** start Source extract **

Acoustics actually supports the judgment here by recognizing a statutory right to reasonable attorney fees by the prevailing party in an action on the bond even though work in preparing the contract action is substantially the same as work on the bond action. Moreover, in Acoustics, although the same attorneys represented the general contractor and the surety (as was also the case here), there was a clear division between those causes of action on contract and those on the bond. The general contractor unsuccessfully sought to recover fees from Acoustics for defending the contract action. Here, Liton seeks fees as against the surety (not from the general contractor) as the prevailing party in the action on the bond. Acoustics does not determine the question presented here: whether the arbitration, under the circumstances, was part of the action on the bond against UPI.

Nor does Western Concrete Structures Co. v. James I. Barnes Constr. Co. (1962) 206 Cal.App.2d 1 [23 Cal.Rptr. 506], address this question. In Western, we affirmed a judgment awarding plaintiff subcontractor on a public works project (Western) damages against the general contractor (Barnes) on claims not covered by the surety bond and also awarding attorney fees to the surety (Seaboard) against the subcontractor on the ground that the statute of limitations had run on claims against the surety covered by the bond. Both Barnes and Western appealed, each contending it was the prevailing party within the meaning of Government Code section 4207. We held that substantial evidence supported the judgment and fee award, ruling that the “prevailing party” as used in former Government Code *587section 4207, was intended to be either the claimant who is successful in the action as against the surety or the surety who is successful against a claimant bringing an action against it under that section. (206 Cal.App.2d at p. 10.) Seaboard became entitled to fees when it prevailed under the only two counts (the action on the bond) to which it was a party. Western’s fee entitlement depended upon its prevailing in the counts under Government Code section 4207 on the bond, and it did not prevail on those counts. (206 Cal.App.2d at p. 10.) Barnes, the general contractor, was not a “prevailing party” as used in the statute and was precluded from recovering its fees. (Id,., at p. 11.)

** end Source extract **

Tasks to complete →
a) Translate this sentence from the passage on attorney fees into Spanish: "The general contractor unsuccessfully sought to recover fees from Acoustics for defending the contract action."
b) Write the next part of the passage on attorney fees, picking up after its final sentence.

** start Recorded data **

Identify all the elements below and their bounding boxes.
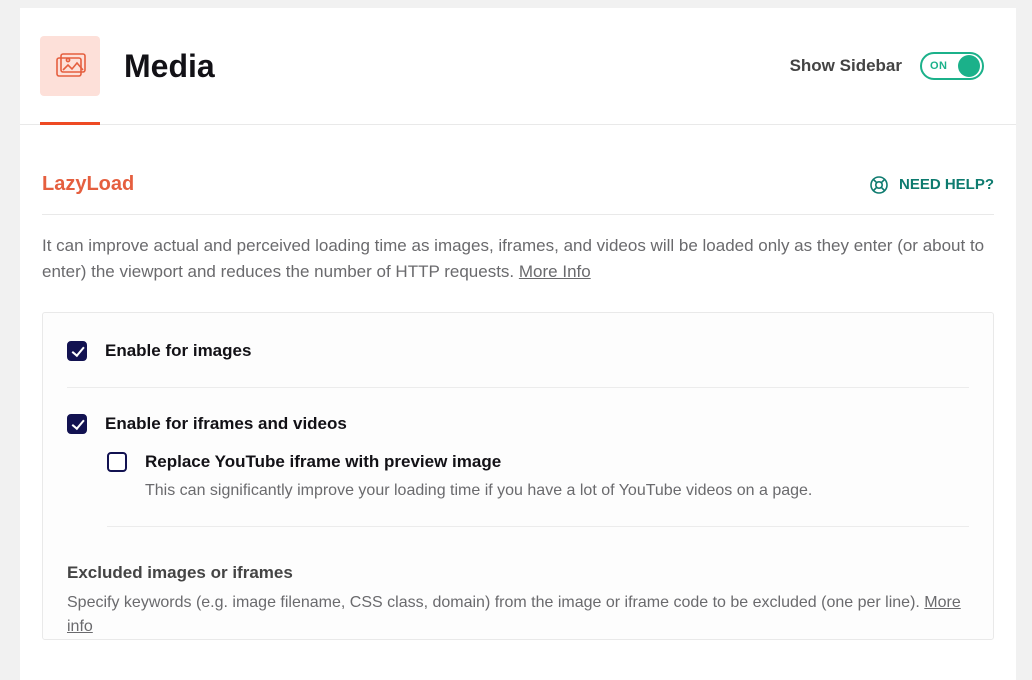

** end Recorded data **

Answer list →
a) El contratista general intentó, sin éxito, recuperar de Acoustics los honorarios por su defensa en la acción contractual.

b)
Nothing in Western contradicts our conclusion that under the circumstances of the present case arbitration was an integral part of the action on the bond and that Liton was therefore statutorily entitled to its fees against UPI.

B.

UPI argues that the fee award violated its right to due process as it was never a party to the arbitration proceeding. At the time this action was proceeding, there was no California authority holding that UPI, which was not a party to the subcontract between Bay Cities and Liton, could be compelled to arbitrate.2 However, Liton did not seek to enforce the judgment obtained in the arbitration action against UPI. Rather, once the stay was lifted, Liton moved for summary judgment against UPI contending that as a matter of law, UPI was obligated under Civil Code section 3250, for attorney fees and costs incurred in the arbitration proceeding against Bay Cities. It is important to our analysis that UPI failed to raise any defenses of fact or law at an opportune time. In fact, UPI conceded there were no disputed issues of *588material fact and vigorously argued in its cross-motion for summary judgment that as a matter of law it was exonerated from any liability to Liton for fees. Had any issues of fact existed involving any of the eight affirmative defenses asserted by UPI in its answer to Liton’s complaint prior to stay of the proceedings, UPI had ample opportunity to raise them in opposition to the summary judgment motion.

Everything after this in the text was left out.